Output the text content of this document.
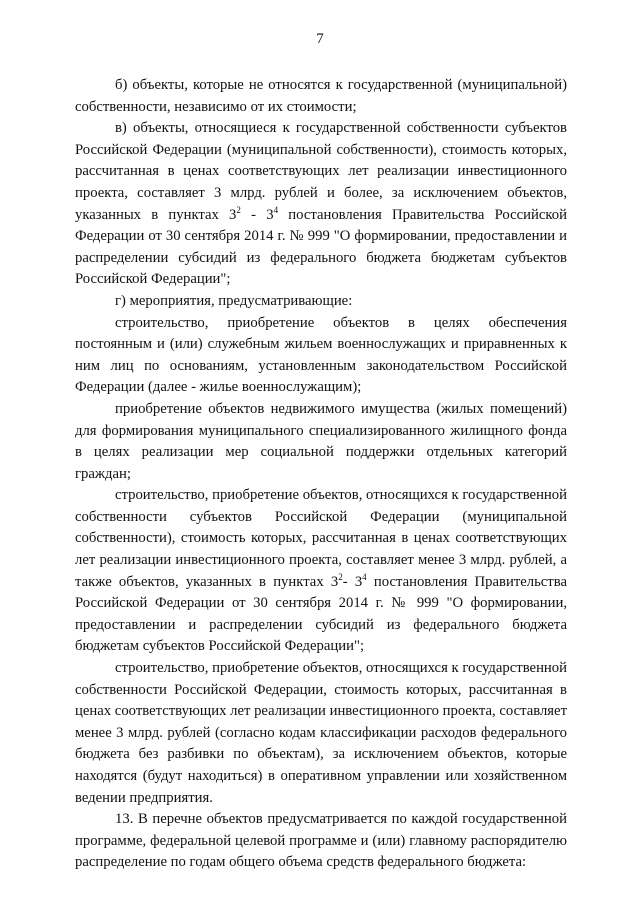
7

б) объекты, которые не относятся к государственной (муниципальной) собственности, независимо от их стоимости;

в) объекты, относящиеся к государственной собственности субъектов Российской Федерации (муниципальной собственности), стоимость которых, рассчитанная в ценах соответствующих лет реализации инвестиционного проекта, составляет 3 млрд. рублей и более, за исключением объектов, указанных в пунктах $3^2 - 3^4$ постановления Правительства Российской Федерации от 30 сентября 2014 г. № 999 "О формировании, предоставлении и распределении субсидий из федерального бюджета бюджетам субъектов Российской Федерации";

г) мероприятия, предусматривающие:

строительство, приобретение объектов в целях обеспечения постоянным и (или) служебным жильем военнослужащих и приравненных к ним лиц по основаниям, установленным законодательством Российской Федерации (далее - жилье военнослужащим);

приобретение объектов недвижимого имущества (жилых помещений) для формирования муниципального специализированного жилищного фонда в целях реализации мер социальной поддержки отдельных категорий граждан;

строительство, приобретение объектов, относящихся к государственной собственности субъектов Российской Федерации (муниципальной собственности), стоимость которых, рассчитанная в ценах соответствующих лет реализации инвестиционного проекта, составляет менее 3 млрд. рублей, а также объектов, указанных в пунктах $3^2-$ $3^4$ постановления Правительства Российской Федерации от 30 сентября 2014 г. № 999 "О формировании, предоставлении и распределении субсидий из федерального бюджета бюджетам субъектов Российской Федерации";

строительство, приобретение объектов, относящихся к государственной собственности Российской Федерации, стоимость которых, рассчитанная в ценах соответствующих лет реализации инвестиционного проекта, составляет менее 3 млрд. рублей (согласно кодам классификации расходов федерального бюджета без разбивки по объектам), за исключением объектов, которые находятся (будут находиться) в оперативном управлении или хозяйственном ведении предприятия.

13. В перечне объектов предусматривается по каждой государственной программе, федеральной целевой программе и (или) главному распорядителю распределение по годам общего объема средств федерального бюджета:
---
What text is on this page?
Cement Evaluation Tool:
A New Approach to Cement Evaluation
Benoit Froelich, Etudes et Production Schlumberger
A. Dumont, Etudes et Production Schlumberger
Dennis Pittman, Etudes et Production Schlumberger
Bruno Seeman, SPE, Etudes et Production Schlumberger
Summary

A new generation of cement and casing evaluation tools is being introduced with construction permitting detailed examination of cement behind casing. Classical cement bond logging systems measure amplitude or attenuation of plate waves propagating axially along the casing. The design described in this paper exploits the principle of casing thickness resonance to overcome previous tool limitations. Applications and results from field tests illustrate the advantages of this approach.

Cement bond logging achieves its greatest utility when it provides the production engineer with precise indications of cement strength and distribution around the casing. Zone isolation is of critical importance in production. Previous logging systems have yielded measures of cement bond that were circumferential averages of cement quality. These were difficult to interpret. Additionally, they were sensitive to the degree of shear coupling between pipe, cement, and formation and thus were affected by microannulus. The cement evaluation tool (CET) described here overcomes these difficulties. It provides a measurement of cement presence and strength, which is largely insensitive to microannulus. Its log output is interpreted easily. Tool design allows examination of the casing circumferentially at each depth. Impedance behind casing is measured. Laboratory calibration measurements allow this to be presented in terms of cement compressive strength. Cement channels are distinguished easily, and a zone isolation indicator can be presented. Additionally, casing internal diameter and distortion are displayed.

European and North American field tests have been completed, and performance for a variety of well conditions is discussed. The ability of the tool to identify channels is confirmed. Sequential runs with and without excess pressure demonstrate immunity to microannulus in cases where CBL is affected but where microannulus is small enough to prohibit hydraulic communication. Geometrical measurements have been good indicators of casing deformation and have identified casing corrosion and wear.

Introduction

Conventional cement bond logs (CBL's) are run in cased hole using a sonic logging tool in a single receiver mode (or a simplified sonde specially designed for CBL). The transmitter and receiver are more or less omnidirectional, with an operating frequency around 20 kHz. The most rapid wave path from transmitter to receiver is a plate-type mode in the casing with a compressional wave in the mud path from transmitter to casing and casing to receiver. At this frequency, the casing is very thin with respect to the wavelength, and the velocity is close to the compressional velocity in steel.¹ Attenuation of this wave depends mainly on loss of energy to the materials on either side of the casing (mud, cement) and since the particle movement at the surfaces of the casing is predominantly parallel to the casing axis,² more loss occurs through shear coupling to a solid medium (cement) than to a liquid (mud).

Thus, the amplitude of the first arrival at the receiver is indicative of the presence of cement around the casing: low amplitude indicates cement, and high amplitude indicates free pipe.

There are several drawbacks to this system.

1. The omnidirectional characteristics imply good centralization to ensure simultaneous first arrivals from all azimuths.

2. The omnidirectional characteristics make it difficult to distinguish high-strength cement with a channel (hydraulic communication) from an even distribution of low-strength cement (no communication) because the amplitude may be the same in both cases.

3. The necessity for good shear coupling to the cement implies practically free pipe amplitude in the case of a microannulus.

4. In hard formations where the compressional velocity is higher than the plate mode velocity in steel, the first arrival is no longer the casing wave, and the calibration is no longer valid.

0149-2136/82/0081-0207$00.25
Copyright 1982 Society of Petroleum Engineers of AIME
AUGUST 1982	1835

▸ Requirement
In the entries above, identify every line with the string "Etudes".

▸ Task result
Benoit Froelich, Etudes et Production Schlumberger
A. Dumont, Etudes et Production Schlumberger
Dennis Pittman, Etudes et Production Schlumberger
Bruno Seeman, SPE, Etudes et Production Schlumberger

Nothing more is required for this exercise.